● GIVEN TASK:
Give the data again, word for word.
# START OF INFORMATION SHOWN
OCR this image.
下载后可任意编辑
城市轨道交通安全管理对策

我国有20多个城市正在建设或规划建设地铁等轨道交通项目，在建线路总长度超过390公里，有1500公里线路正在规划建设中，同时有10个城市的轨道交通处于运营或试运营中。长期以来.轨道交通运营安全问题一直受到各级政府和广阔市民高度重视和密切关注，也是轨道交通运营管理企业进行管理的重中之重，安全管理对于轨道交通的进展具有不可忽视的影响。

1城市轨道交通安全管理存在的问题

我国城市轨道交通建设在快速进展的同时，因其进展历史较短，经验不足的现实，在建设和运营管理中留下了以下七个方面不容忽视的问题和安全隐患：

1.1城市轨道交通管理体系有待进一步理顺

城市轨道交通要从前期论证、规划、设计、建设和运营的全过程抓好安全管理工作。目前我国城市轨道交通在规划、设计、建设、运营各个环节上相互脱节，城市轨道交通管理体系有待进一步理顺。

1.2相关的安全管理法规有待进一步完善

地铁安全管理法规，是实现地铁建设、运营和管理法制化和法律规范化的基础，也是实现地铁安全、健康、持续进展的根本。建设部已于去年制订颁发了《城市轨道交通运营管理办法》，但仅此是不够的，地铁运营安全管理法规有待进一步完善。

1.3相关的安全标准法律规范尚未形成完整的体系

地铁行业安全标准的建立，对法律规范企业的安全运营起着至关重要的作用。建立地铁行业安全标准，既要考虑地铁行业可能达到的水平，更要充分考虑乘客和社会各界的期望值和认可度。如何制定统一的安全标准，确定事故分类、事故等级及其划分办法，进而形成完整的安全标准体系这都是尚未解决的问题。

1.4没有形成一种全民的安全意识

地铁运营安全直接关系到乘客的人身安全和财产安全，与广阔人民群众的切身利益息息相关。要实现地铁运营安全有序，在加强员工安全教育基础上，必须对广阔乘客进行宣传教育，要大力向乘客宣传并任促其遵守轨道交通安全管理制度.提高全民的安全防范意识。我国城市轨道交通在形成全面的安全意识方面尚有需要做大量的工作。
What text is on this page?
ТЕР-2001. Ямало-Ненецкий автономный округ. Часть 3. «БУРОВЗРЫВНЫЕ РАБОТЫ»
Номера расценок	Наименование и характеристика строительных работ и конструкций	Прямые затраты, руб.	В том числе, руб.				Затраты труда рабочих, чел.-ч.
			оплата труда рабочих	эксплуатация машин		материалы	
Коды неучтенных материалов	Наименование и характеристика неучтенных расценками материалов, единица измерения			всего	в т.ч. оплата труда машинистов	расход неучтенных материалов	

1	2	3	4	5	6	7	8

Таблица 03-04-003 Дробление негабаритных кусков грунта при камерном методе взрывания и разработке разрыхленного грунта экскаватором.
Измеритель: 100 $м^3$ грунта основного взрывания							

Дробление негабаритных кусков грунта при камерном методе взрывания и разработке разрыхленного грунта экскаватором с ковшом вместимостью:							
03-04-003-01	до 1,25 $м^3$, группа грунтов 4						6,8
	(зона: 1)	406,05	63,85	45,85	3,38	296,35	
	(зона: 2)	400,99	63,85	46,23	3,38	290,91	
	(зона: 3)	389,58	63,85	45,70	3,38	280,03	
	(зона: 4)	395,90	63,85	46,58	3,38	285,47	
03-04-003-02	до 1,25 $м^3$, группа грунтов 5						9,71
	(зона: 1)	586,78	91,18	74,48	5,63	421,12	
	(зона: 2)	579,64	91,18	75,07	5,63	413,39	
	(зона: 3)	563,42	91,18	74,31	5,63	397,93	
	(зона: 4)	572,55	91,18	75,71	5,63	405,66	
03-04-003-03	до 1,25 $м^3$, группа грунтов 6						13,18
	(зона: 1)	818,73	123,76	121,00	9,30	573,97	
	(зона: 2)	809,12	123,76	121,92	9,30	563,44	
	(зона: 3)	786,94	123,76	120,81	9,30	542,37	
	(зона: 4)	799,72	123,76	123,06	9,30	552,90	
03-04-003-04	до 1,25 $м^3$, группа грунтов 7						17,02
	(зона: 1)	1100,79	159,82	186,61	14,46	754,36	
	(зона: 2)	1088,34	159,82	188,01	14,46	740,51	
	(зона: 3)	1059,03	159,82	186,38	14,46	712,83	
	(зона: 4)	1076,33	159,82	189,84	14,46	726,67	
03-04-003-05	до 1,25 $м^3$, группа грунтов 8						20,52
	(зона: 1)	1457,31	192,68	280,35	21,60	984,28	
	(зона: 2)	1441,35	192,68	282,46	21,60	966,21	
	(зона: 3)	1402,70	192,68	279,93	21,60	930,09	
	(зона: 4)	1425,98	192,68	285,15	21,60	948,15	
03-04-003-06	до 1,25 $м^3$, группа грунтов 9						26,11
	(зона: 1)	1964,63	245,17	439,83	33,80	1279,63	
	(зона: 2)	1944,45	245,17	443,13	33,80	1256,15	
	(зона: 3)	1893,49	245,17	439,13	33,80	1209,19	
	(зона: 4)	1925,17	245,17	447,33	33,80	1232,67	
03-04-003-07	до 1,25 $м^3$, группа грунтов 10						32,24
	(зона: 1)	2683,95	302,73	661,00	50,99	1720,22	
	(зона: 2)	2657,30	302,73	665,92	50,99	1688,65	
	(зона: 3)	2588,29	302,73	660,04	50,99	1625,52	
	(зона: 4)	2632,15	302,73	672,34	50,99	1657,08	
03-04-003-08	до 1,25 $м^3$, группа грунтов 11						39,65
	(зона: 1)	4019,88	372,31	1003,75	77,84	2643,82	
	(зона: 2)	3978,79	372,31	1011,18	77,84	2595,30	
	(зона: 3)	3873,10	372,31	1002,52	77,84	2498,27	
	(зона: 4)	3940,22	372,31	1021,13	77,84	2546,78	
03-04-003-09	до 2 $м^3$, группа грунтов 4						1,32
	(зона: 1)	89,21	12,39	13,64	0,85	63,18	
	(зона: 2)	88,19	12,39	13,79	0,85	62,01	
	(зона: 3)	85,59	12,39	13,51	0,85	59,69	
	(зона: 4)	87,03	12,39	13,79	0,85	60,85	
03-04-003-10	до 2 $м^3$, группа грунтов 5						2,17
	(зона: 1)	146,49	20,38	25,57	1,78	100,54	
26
# END OF INFORMATION SHOWN
● WRITTEN SOLUTION:
OCR this image.
下载后可任意编辑
城市轨道交通安全管理对策

我国有20多个城市正在建设或规划建设地铁等轨道交通项目，在建线路总长度超过390公里，有1500公里线路正在规划建设中，同时有10个城市的轨道交通处于运营或试运营中。长期以来.轨道交通运营安全问题一直受到各级政府和广阔市民高度重视和密切关注，也是轨道交通运营管理企业进行管理的重中之重，安全管理对于轨道交通的进展具有不可忽视的影响。

1城市轨道交通安全管理存在的问题

我国城市轨道交通建设在快速进展的同时，因其进展历史较短，经验不足的现实，在建设和运营管理中留下了以下七个方面不容忽视的问题和安全隐患：

1.1城市轨道交通管理体系有待进一步理顺

城市轨道交通要从前期论证、规划、设计、建设和运营的全过程抓好安全管理工作。目前我国城市轨道交通在规划、设计、建设、运营各个环节上相互脱节，城市轨道交通管理体系有待进一步理顺。

1.2相关的安全管理法规有待进一步完善

地铁安全管理法规，是实现地铁建设、运营和管理法制化和法律规范化的基础，也是实现地铁安全、健康、持续进展的根本。建设部已于去年制订颁发了《城市轨道交通运营管理办法》，但仅此是不够的，地铁运营安全管理法规有待进一步完善。

1.3相关的安全标准法律规范尚未形成完整的体系

地铁行业安全标准的建立，对法律规范企业的安全运营起着至关重要的作用。建立地铁行业安全标准，既要考虑地铁行业可能达到的水平，更要充分考虑乘客和社会各界的期望值和认可度。如何制定统一的安全标准，确定事故分类、事故等级及其划分办法，进而形成完整的安全标准体系这都是尚未解决的问题。

1.4没有形成一种全民的安全意识

地铁运营安全直接关系到乘客的人身安全和财产安全，与广阔人民群众的切身利益息息相关。要实现地铁运营安全有序，在加强员工安全教育基础上，必须对广阔乘客进行宣传教育，要大力向乘客宣传并任促其遵守轨道交通安全管理制度.提高全民的安全防范意识。我国城市轨道交通在形成全面的安全意识方面尚有需要做大量的工作。
What text is on this page?
ТЕР-2001. Ямало-Ненецкий автономный округ. Часть 3. «БУРОВЗРЫВНЫЕ РАБОТЫ»
Номера расценок	Наименование и характеристика строительных работ и конструкций	Прямые затраты, руб.	В том числе, руб.				Затраты труда рабочих, чел.-ч.
			оплата труда рабочих	эксплуатация машин		материалы	
Коды неучтенных материалов	Наименование и характеристика неучтенных расценками материалов, единица измерения			всего	в т.ч. оплата труда машинистов	расход неучтенных материалов	

1	2	3	4	5	6	7	8

Таблица 03-04-003 Дробление негабаритных кусков грунта при камерном методе взрывания и разработке разрыхленного грунта экскаватором.
Измеритель: 100 $м^3$ грунта основного взрывания							

Дробление негабаритных кусков грунта при камерном методе взрывания и разработке разрыхленного грунта экскаватором с ковшом вместимостью:							
03-04-003-01	до 1,25 $м^3$, группа грунтов 4						6,8
	(зона: 1)	406,05	63,85	45,85	3,38	296,35	
	(зона: 2)	400,99	63,85	46,23	3,38	290,91	
	(зона: 3)	389,58	63,85	45,70	3,38	280,03	
	(зона: 4)	395,90	63,85	46,58	3,38	285,47	
03-04-003-02	до 1,25 $м^3$, группа грунтов 5						9,71
	(зона: 1)	586,78	91,18	74,48	5,63	421,12	
	(зона: 2)	579,64	91,18	75,07	5,63	413,39	
	(зона: 3)	563,42	91,18	74,31	5,63	397,93	
	(зона: 4)	572,55	91,18	75,71	5,63	405,66	
03-04-003-03	до 1,25 $м^3$, группа грунтов 6						13,18
	(зона: 1)	818,73	123,76	121,00	9,30	573,97	
	(зона: 2)	809,12	123,76	121,92	9,30	563,44	
	(зона: 3)	786,94	123,76	120,81	9,30	542,37	
	(зона: 4)	799,72	123,76	123,06	9,30	552,90	
03-04-003-04	до 1,25 $м^3$, группа грунтов 7						17,02
	(зона: 1)	1100,79	159,82	186,61	14,46	754,36	
	(зона: 2)	1088,34	159,82	188,01	14,46	740,51	
	(зона: 3)	1059,03	159,82	186,38	14,46	712,83	
	(зона: 4)	1076,33	159,82	189,84	14,46	726,67	
03-04-003-05	до 1,25 $м^3$, группа грунтов 8						20,52
	(зона: 1)	1457,31	192,68	280,35	21,60	984,28	
	(зона: 2)	1441,35	192,68	282,46	21,60	966,21	
	(зона: 3)	1402,70	192,68	279,93	21,60	930,09	
	(зона: 4)	1425,98	192,68	285,15	21,60	948,15	
03-04-003-06	до 1,25 $м^3$, группа грунтов 9						26,11
	(зона: 1)	1964,63	245,17	439,83	33,80	1279,63	
	(зона: 2)	1944,45	245,17	443,13	33,80	1256,15	
	(зона: 3)	1893,49	245,17	439,13	33,80	1209,19	
	(зона: 4)	1925,17	245,17	447,33	33,80	1232,67	
03-04-003-07	до 1,25 $м^3$, группа грунтов 10						32,24
	(зона: 1)	2683,95	302,73	661,00	50,99	1720,22	
	(зона: 2)	2657,30	302,73	665,92	50,99	1688,65	
	(зона: 3)	2588,29	302,73	660,04	50,99	1625,52	
	(зона: 4)	2632,15	302,73	672,34	50,99	1657,08	
03-04-003-08	до 1,25 $м^3$, группа грунтов 11						39,65
	(зона: 1)	4019,88	372,31	1003,75	77,84	2643,82	
	(зона: 2)	3978,79	372,31	1011,18	77,84	2595,30	
	(зона: 3)	3873,10	372,31	1002,52	77,84	2498,27	
	(зона: 4)	3940,22	372,31	1021,13	77,84	2546,78	
03-04-003-09	до 2 $м^3$, группа грунтов 4						1,32
	(зона: 1)	89,21	12,39	13,64	0,85	63,18	
	(зона: 2)	88,19	12,39	13,79	0,85	62,01	
	(зона: 3)	85,59	12,39	13,51	0,85	59,69	
	(зона: 4)	87,03	12,39	13,79	0,85	60,85	
03-04-003-10	до 2 $м^3$, группа грунтов 5						2,17
	(зона: 1)	146,49	20,38	25,57	1,78	100,54	
26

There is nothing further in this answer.